» **EXERCISE GOAL**
Scan the data below for the string "考查学生获取和解读历史信息". Copy every line where it appears.

+ + + +

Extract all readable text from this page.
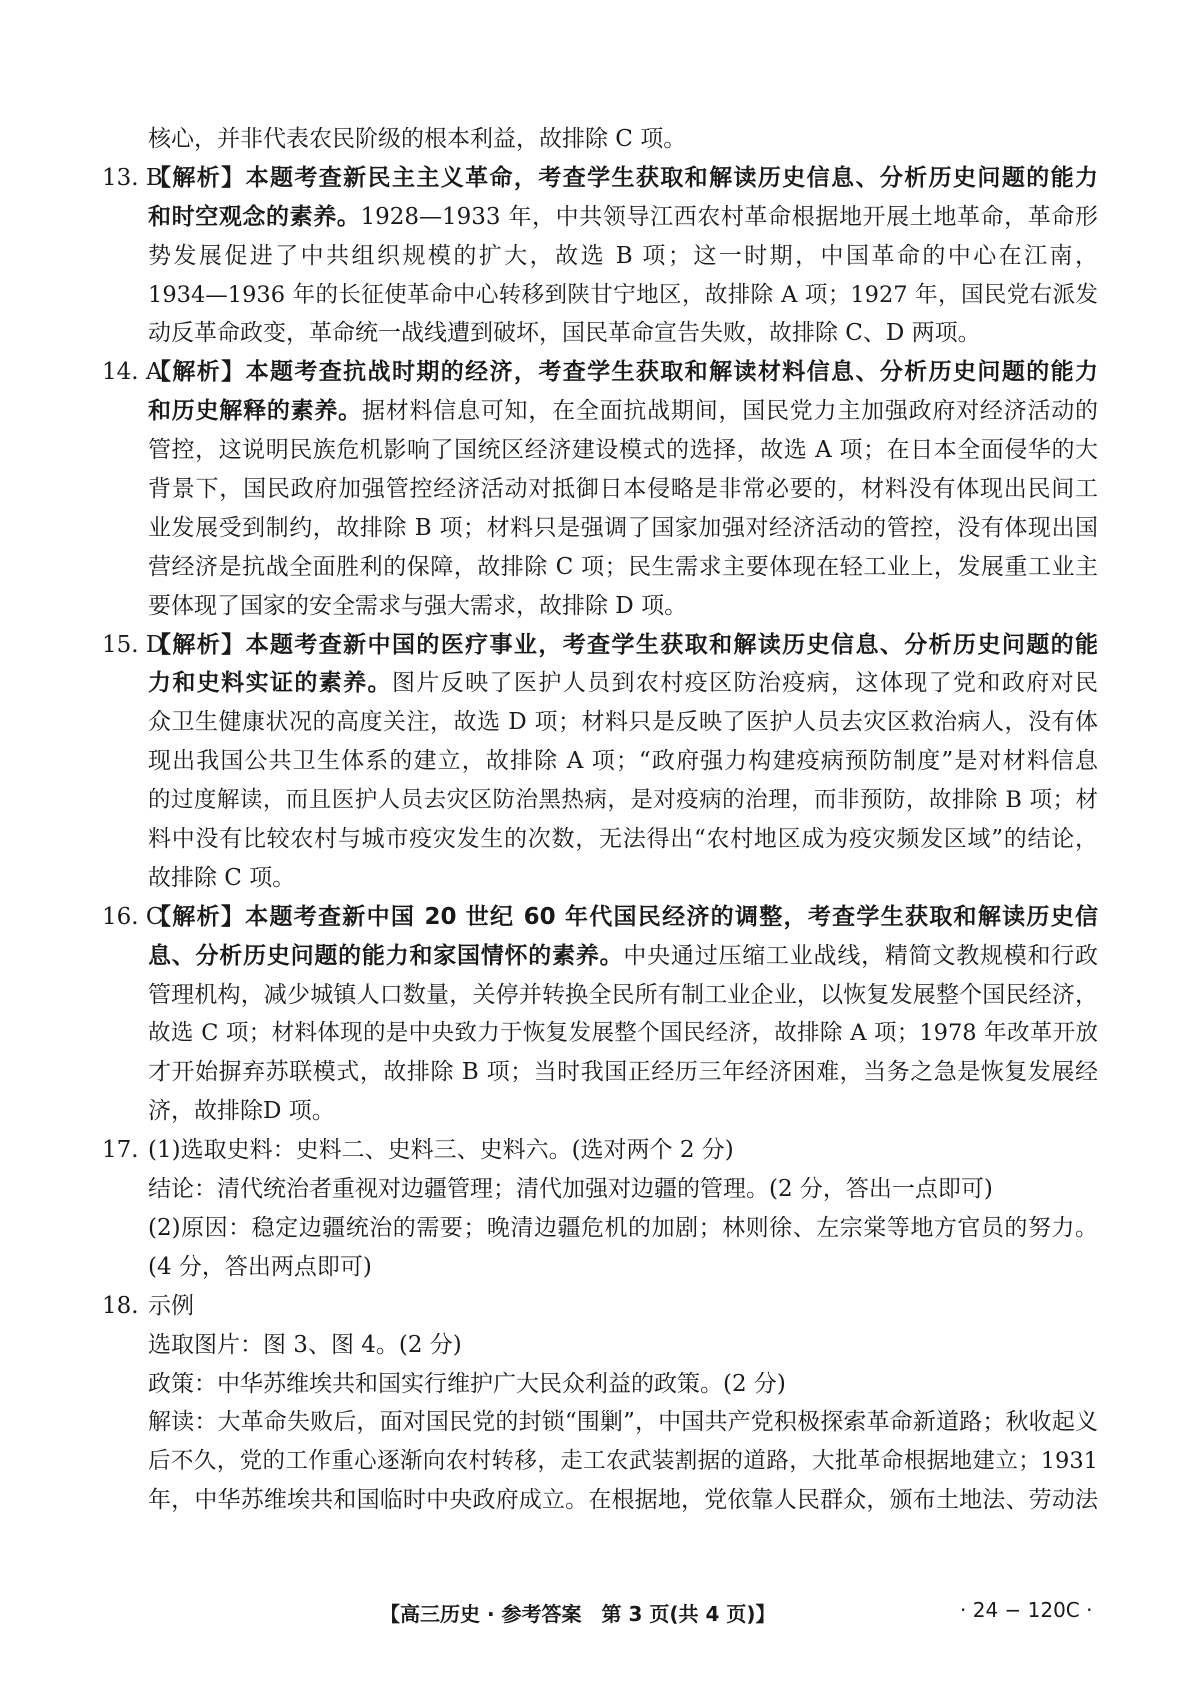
核心，并非代表农民阶级的根本利益，故排除 C 项。
13. B
【解析】本题考查新民主主义革命，考查学生获取和解读历史信息、分析历史问题的能力
和时空观念的素养。1928—1933 年，中共领导江西农村革命根据地开展土地革命，革命形
势发展促进了中共组织规模的扩大，故选 B 项；这一时期，中国革命的中心在江南，
1934—1936 年的长征使革命中心转移到陕甘宁地区，故排除 A 项；1927 年，国民党右派发
动反革命政变，革命统一战线遭到破坏，国民革命宣告失败，故排除 C、D 两项。
14. A
【解析】本题考查抗战时期的经济，考查学生获取和解读材料信息、分析历史问题的能力
和历史解释的素养。据材料信息可知，在全面抗战期间，国民党力主加强政府对经济活动的
管控，这说明民族危机影响了国统区经济建设模式的选择，故选 A 项；在日本全面侵华的大
背景下，国民政府加强管控经济活动对抵御日本侵略是非常必要的，材料没有体现出民间工
业发展受到制约，故排除 B 项；材料只是强调了国家加强对经济活动的管控，没有体现出国
营经济是抗战全面胜利的保障，故排除 C 项；民生需求主要体现在轻工业上，发展重工业主
要体现了国家的安全需求与强大需求，故排除 D 项。
15. D
【解析】本题考查新中国的医疗事业，考查学生获取和解读历史信息、分析历史问题的能
力和史料实证的素养。图片反映了医护人员到农村疫区防治疫病，这体现了党和政府对民
众卫生健康状况的高度关注，故选 D 项；材料只是反映了医护人员去灾区救治病人，没有体
现出我国公共卫生体系的建立，故排除 A 项；“政府强力构建疫病预防制度”是对材料信息
的过度解读，而且医护人员去灾区防治黑热病，是对疫病的治理，而非预防，故排除 B 项；材
料中没有比较农村与城市疫灾发生的次数，无法得出“农村地区成为疫灾频发区域”的结论，
故排除 C 项。
16. C
【解析】本题考查新中国 20 世纪 60 年代国民经济的调整，考查学生获取和解读历史信
息、分析历史问题的能力和家国情怀的素养。中央通过压缩工业战线，精简文教规模和行政
管理机构，减少城镇人口数量，关停并转换全民所有制工业企业，以恢复发展整个国民经济，
故选 C 项；材料体现的是中央致力于恢复发展整个国民经济，故排除 A 项；1978 年改革开放
才开始摒弃苏联模式，故排除 B 项；当时我国正经历三年经济困难，当务之急是恢复发展经
济，故排除D 项。
17. (1)选取史料：史料二、史料三、史料六。(选对两个 2 分)
结论：清代统治者重视对边疆管理；清代加强对边疆的管理。(2 分，答出一点即可)
(2)原因：稳定边疆统治的需要；晚清边疆危机的加剧；林则徐、左宗棠等地方官员的努力。
(4 分，答出两点即可)
18. 示例
选取图片：图 3、图 4。(2 分)
政策：中华苏维埃共和国实行维护广大民众利益的政策。(2 分)
解读：大革命失败后，面对国民党的封锁“围剿”，中国共产党积极探索革命新道路；秋收起义
后不久，党的工作重心逐渐向农村转移，走工农武装割据的道路，大批革命根据地建立；1931
年，中华苏维埃共和国临时中央政府成立。在根据地，党依靠人民群众，颁布土地法、劳动法
【高三历史 · 参考答案　第 3 页(共 4 页)】	· 24 − 120C ·
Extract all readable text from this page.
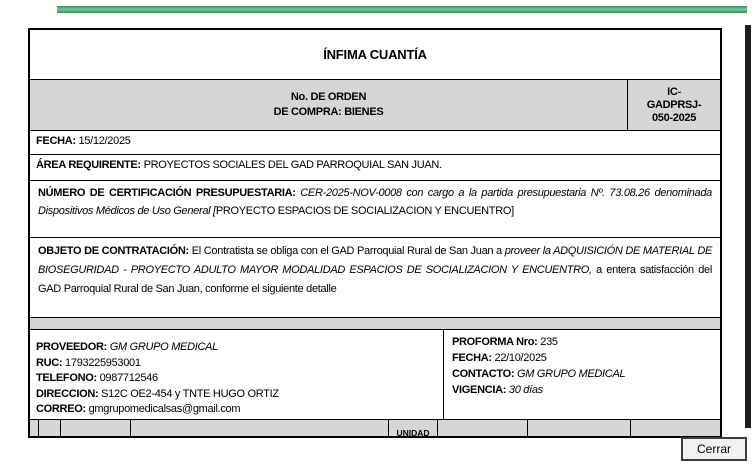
ÍNFIMA CUANTÍA
No. DE ORDEN
DE COMPRA: BIENES
IC-
GADPRSJ-
050-2025
FECHA: 15/12/2025
ÁREA REQUIRENTE: PROYECTOS SOCIALES DEL GAD PARROQUIAL SAN JUAN.
NÚMERO DE CERTIFICACIÓN PRESUPUESTARIA: CER-2025-NOV-0008 con cargo a la partida presupuestaria Nº. 73.08.26 denominada Dispositivos Médicos de Uso General [PROYECTO ESPACIOS DE SOCIALIZACION Y ENCUENTRO]
OBJETO DE CONTRATACIÓN: El Contratista se obliga con el GAD Parroquial Rural de San Juan a proveer la ADQUISICIÓN DE MATERIAL DE BIOSEGURIDAD - PROYECTO ADULTO MAYOR MODALIDAD ESPACIOS DE SOCIALIZACION Y ENCUENTRO, a entera satisfacción del GAD Parroquial Rural de San Juan, conforme el siguiente detalle
PROVEEDOR: GM GRUPO MEDICAL
RUC: 1793225953001
TELEFONO: 0987712546
DIRECCION: S12C OE2-454 y TNTE HUGO ORTIZ
CORREO: gmgrupomedicalsas@gmail.com
PROFORMA Nro: 235
FECHA: 22/10/2025
CONTACTO: GM GRUPO MEDICAL
VIGENCIA: 30 días
UNIDAD
Cerrar
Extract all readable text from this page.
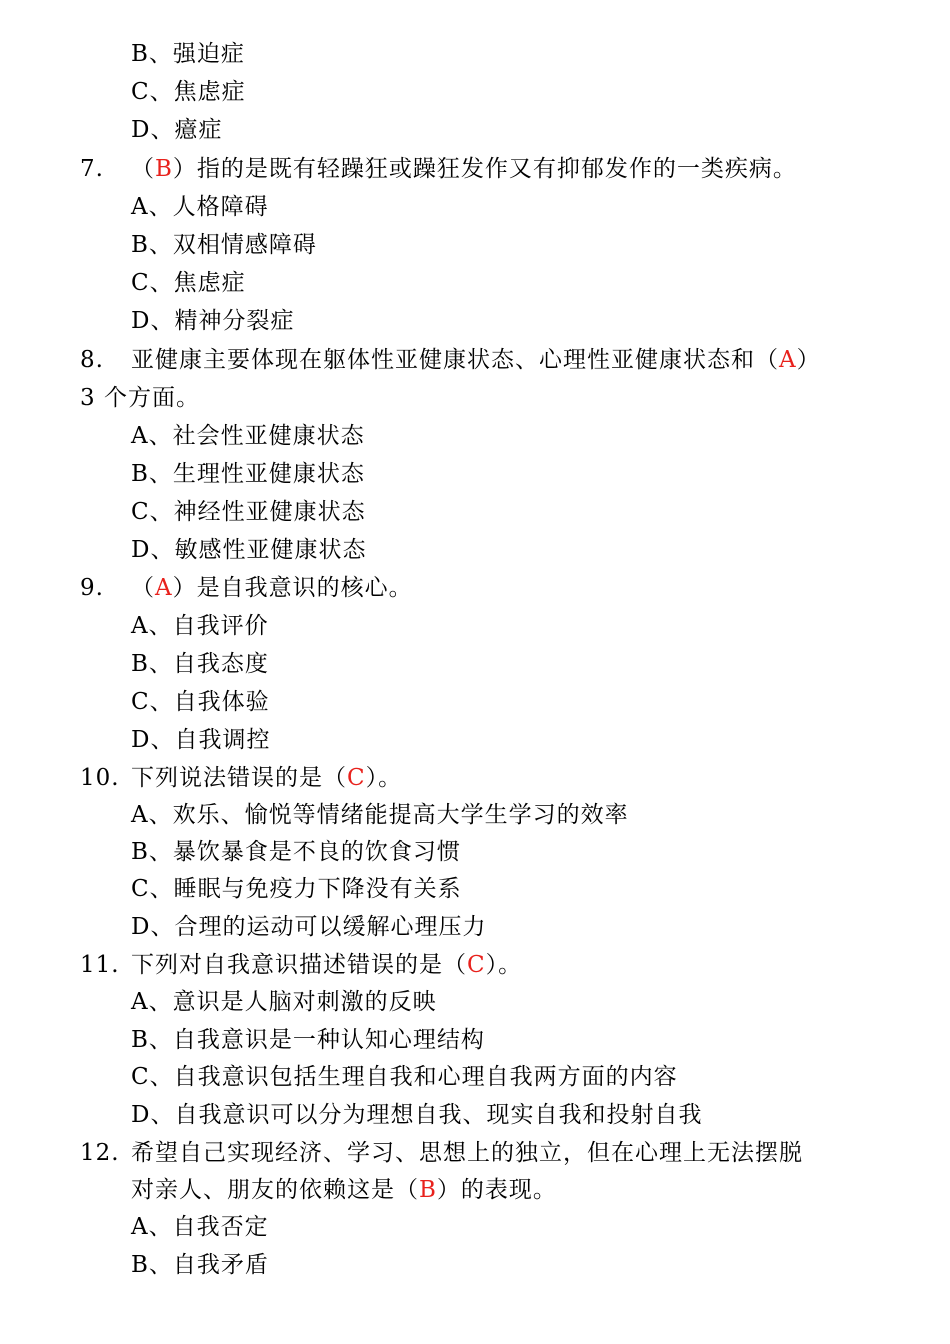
B、强迫症
C、焦虑症
D、癔症
7. （B）指的是既有轻躁狂或躁狂发作又有抑郁发作的一类疾病。
A、人格障碍
B、双相情感障碍
C、焦虑症
D、精神分裂症
8. 亚健康主要体现在躯体性亚健康状态、心理性亚健康状态和（A）
3 个方面。
A、社会性亚健康状态
B、生理性亚健康状态
C、神经性亚健康状态
D、敏感性亚健康状态
9. （A）是自我意识的核心。
A、自我评价
B、自我态度
C、自我体验
D、自我调控
10. 下列说法错误的是（C）。
A、欢乐、愉悦等情绪能提高大学生学习的效率
B、暴饮暴食是不良的饮食习惯
C、睡眠与免疫力下降没有关系
D、合理的运动可以缓解心理压力
11. 下列对自我意识描述错误的是（C）。
A、意识是人脑对刺激的反映
B、自我意识是一种认知心理结构
C、自我意识包括生理自我和心理自我两方面的内容
D、自我意识可以分为理想自我、现实自我和投射自我
12. 希望自己实现经济、学习、思想上的独立，但在心理上无法摆脱
对亲人、朋友的依赖这是（B）的表现。
A、自我否定
B、自我矛盾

+ + + +

» **OUTPUT FOR THIS EXERCISE**
【解析】本题考查新民主主义革命，考查学生获取和解读历史信息、分析历史问题的能力
【解析】本题考查新中国的医疗事业，考查学生获取和解读历史信息、分析历史问题的能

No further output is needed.